» Exercise requirements: Transcribe the records that follow in their entirety, omitting any pictures.

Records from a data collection
»»
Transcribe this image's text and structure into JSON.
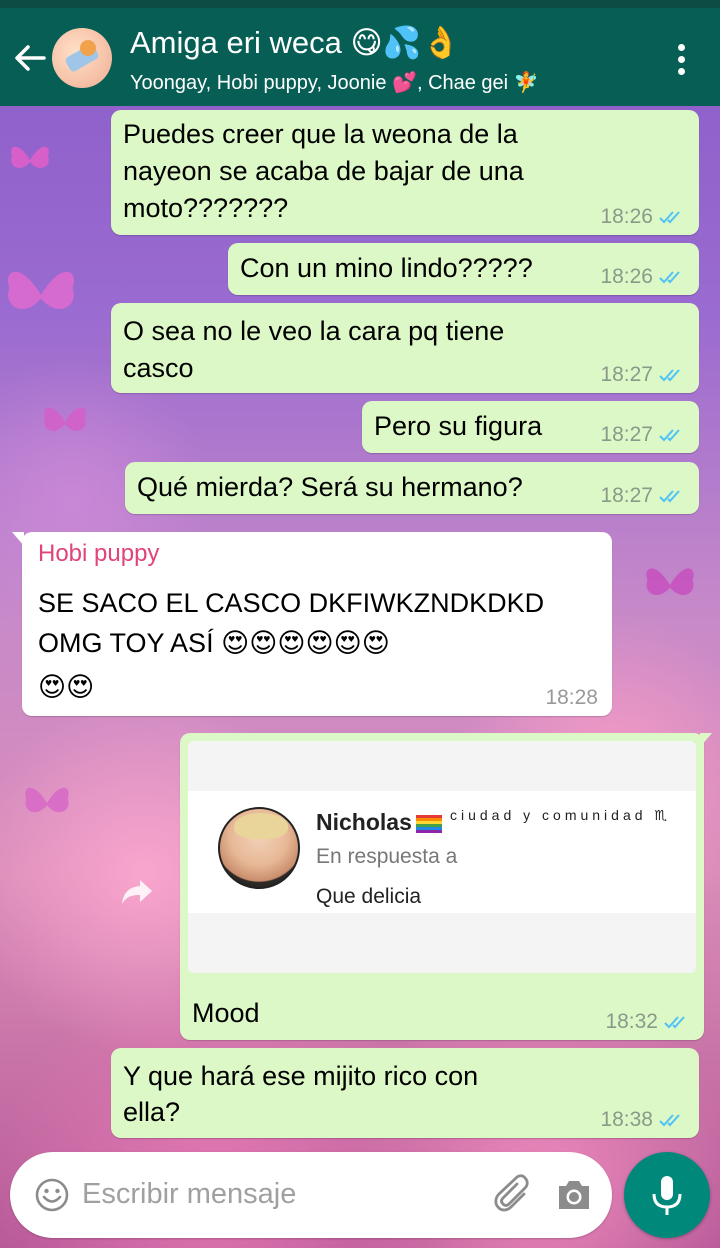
{
  "header": {
    "title": "Amiga eri weca 😋💦👌",
    "subtitle": "Yoongay, Hobi puppy, Joonie 💕, Chae gei 🧚"
  },
  "messages": [
    {
      "text": "Puedes creer que la weona de la",
      "text2": "nayeon se acaba de bajar de una",
      "text3": "moto???????",
      "time": "18:26"
    },
    {
      "text": "Con un mino lindo?????",
      "time": "18:26"
    },
    {
      "text": "O sea no le veo la cara pq tiene",
      "text2": "casco",
      "time": "18:27"
    },
    {
      "text": "Pero su figura",
      "time": "18:27"
    },
    {
      "text": "Qué mierda? Será su hermano?",
      "time": "18:27"
    },
    {
      "sender": "Hobi puppy",
      "text": "SE SACO EL CASCO DKFIWKZNDKDKD",
      "text2": "OMG TOY ASÍ 😍😍😍😍😍😍",
      "text3": "😍😍",
      "time": "18:28"
    },
    {
      "text": "Mood",
      "time": "18:32",
      "image": {
        "name": "Nicholas",
        "extra": "ciudad y comunidad ♏",
        "reply_label": "En respuesta a",
        "reply_text": "Que delicia"
      }
    },
    {
      "text": "Y que hará ese mijito rico con",
      "text2": "ella?",
      "time": "18:38"
    }
  ],
  "input": {
    "placeholder": "Escribir mensaje"
  },
  "colors": {
    "header": "#075e54",
    "outgoing_bubble": "#dcf8c6",
    "incoming_bubble": "#ffffff",
    "read_ticks": "#4fc3f7",
    "sender_name": "#e0447a",
    "mic_button": "#00897b"
  },
  "icons": [
    "back-arrow-icon",
    "more-vert-icon",
    "double-check-icon",
    "share-icon",
    "emoji-icon",
    "paperclip-icon",
    "camera-icon",
    "mic-icon"
  ]
}
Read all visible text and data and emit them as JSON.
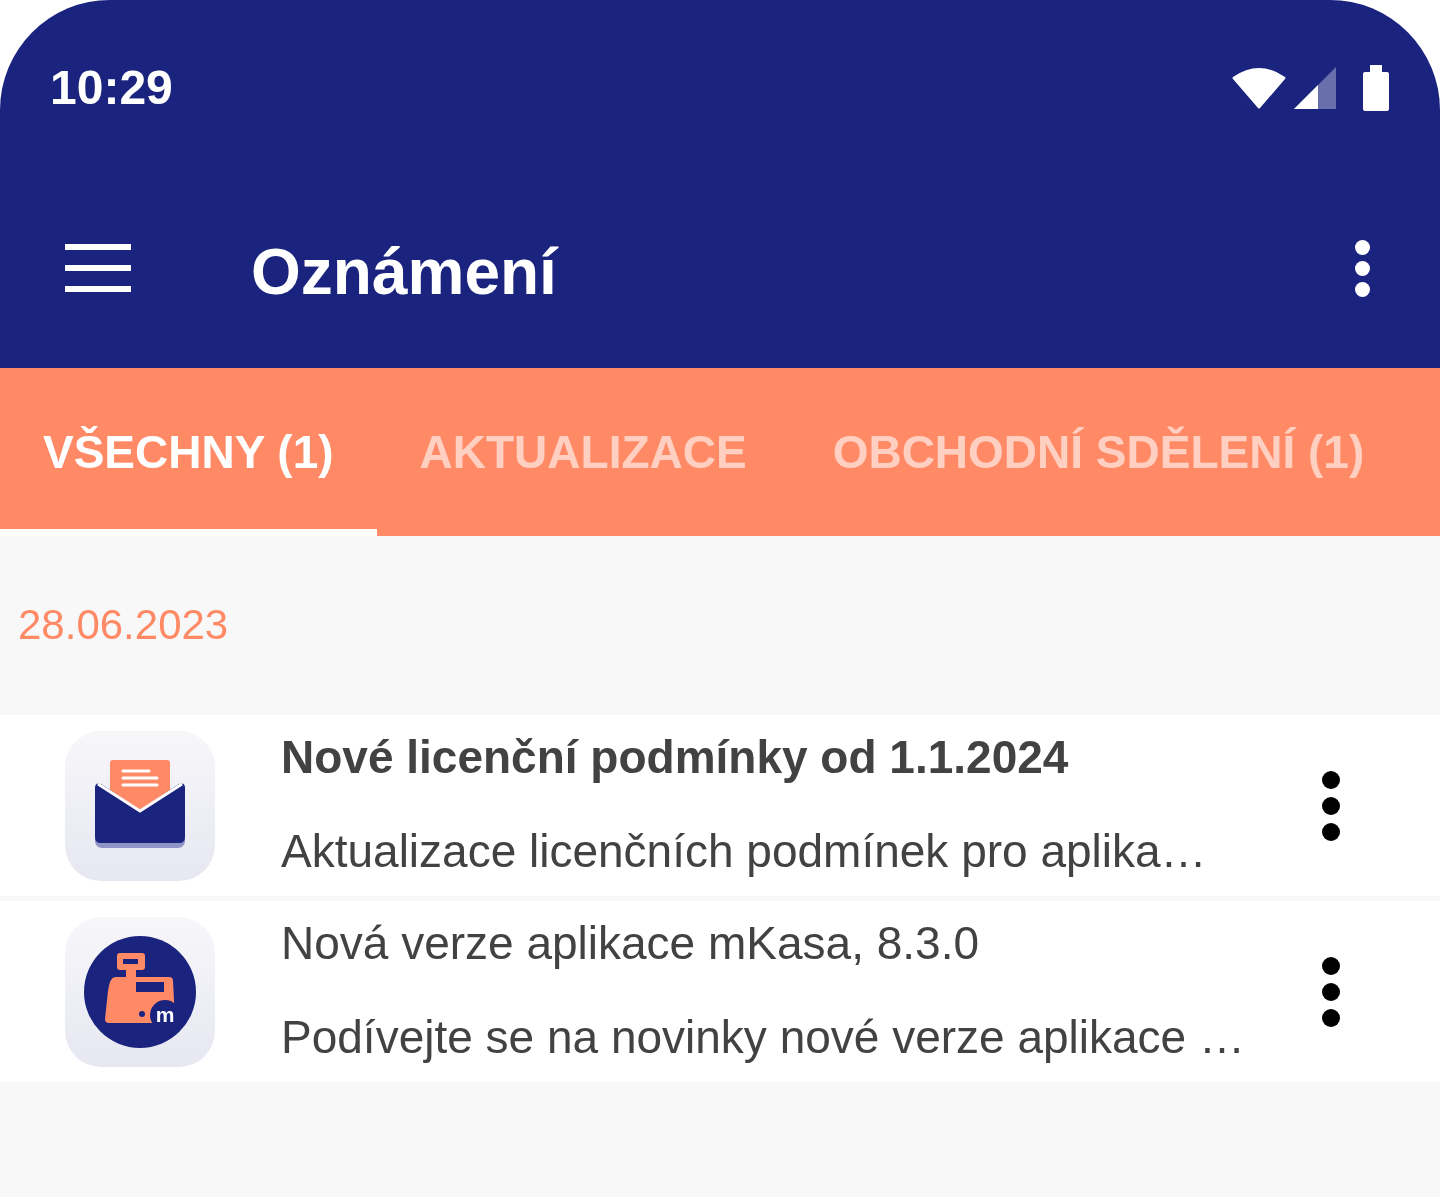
{
  "status_bar": {
    "time": "10:29"
  },
  "app_bar": {
    "title": "Oznámení"
  },
  "tabs": [
    {
      "label": "VŠECHNY (1)",
      "selected": true
    },
    {
      "label": "AKTUALIZACE",
      "selected": false
    },
    {
      "label": "OBCHODNÍ SDĚLENÍ (1)",
      "selected": false
    }
  ],
  "sections": [
    {
      "date": "28.06.2023",
      "notifications": [
        {
          "kind": "envelope",
          "title": "Nové licenční podmínky od 1.1.2024",
          "summary": "Aktualizace licenčních podmínek pro aplika…",
          "unread": true
        },
        {
          "kind": "cash_register",
          "badge": "m",
          "title": "Nová verze aplikace mKasa, 8.3.0",
          "summary": "Podívejte se na novinky nové verze aplikace …",
          "unread": false
        }
      ]
    }
  ]
}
««
» Reply to the task:
Transcribe this image's text and structure into JSON.
{
  "header": {
    "title": "Amiga eri weca 😋💦👌",
    "subtitle": "Yoongay, Hobi puppy, Joonie 💕, Chae gei 🧚"
  },
  "messages": [
    {
      "text": "Puedes creer que la weona de la",
      "text2": "nayeon se acaba de bajar de una",
      "text3": "moto???????",
      "time": "18:26"
    },
    {
      "text": "Con un mino lindo?????",
      "time": "18:26"
    },
    {
      "text": "O sea no le veo la cara pq tiene",
      "text2": "casco",
      "time": "18:27"
    },
    {
      "text": "Pero su figura",
      "time": "18:27"
    },
    {
      "text": "Qué mierda? Será su hermano?",
      "time": "18:27"
    },
    {
      "sender": "Hobi puppy",
      "text": "SE SACO EL CASCO DKFIWKZNDKDKD",
      "text2": "OMG TOY ASÍ 😍😍😍😍😍😍",
      "text3": "😍😍",
      "time": "18:28"
    },
    {
      "text": "Mood",
      "time": "18:32",
      "image": {
        "name": "Nicholas",
        "extra": "ciudad y comunidad ♏",
        "reply_label": "En respuesta a",
        "reply_text": "Que delicia"
      }
    },
    {
      "text": "Y que hará ese mijito rico con",
      "text2": "ella?",
      "time": "18:38"
    }
  ],
  "input": {
    "placeholder": "Escribir mensaje"
  },
  "colors": {
    "header": "#075e54",
    "outgoing_bubble": "#dcf8c6",
    "incoming_bubble": "#ffffff",
    "read_ticks": "#4fc3f7",
    "sender_name": "#e0447a",
    "mic_button": "#00897b"
  },
  "icons": [
    "back-arrow-icon",
    "more-vert-icon",
    "double-check-icon",
    "share-icon",
    "emoji-icon",
    "paperclip-icon",
    "camera-icon",
    "mic-icon"
  ]
}
Read all visible text and data and emit them as JSON.
{
  "status_bar": {
    "time": "10:29"
  },
  "app_bar": {
    "title": "Oznámení"
  },
  "tabs": [
    {
      "label": "VŠECHNY (1)",
      "selected": true
    },
    {
      "label": "AKTUALIZACE",
      "selected": false
    },
    {
      "label": "OBCHODNÍ SDĚLENÍ (1)",
      "selected": false
    }
  ],
  "sections": [
    {
      "date": "28.06.2023",
      "notifications": [
        {
          "kind": "envelope",
          "title": "Nové licenční podmínky od 1.1.2024",
          "summary": "Aktualizace licenčních podmínek pro aplika…",
          "unread": true
        },
        {
          "kind": "cash_register",
          "badge": "m",
          "title": "Nová verze aplikace mKasa, 8.3.0",
          "summary": "Podívejte se na novinky nové verze aplikace …",
          "unread": false
        }
      ]
    }
  ]
}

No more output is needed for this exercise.